Collected data
↓↓↓

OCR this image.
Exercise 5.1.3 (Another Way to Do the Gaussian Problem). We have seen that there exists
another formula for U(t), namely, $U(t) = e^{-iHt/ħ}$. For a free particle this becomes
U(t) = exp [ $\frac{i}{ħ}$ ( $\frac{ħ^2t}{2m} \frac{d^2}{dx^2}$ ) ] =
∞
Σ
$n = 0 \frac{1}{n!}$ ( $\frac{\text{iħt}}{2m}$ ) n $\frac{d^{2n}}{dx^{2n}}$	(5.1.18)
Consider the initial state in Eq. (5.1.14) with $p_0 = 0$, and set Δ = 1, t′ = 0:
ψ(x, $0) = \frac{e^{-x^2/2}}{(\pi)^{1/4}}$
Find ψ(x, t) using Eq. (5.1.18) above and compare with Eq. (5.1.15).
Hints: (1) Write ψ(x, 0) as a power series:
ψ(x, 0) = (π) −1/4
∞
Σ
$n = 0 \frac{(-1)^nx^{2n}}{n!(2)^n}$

↑↑↑

Exercise goal:
Reproduce the full set of records precisely.

Full output:
OCR this image.
Exercise 5.1.3 (Another Way to Do the Gaussian Problem). We have seen that there exists
another formula for U(t), namely, $U(t) = e^{-iHt/ħ}$. For a free particle this becomes
U(t) = exp [ $\frac{i}{ħ}$ ( $\frac{ħ^2t}{2m} \frac{d^2}{dx^2}$ ) ] =
∞
Σ
$n = 0 \frac{1}{n!}$ ( $\frac{\text{iħt}}{2m}$ ) n $\frac{d^{2n}}{dx^{2n}}$	(5.1.18)
Consider the initial state in Eq. (5.1.14) with $p_0 = 0$, and set Δ = 1, t′ = 0:
ψ(x, $0) = \frac{e^{-x^2/2}}{(\pi)^{1/4}}$
Find ψ(x, t) using Eq. (5.1.18) above and compare with Eq. (5.1.15).
Hints: (1) Write ψ(x, 0) as a power series:
ψ(x, 0) = (π) −1/4
∞
Σ
$n = 0 \frac{(-1)^nx^{2n}}{n!(2)^n}$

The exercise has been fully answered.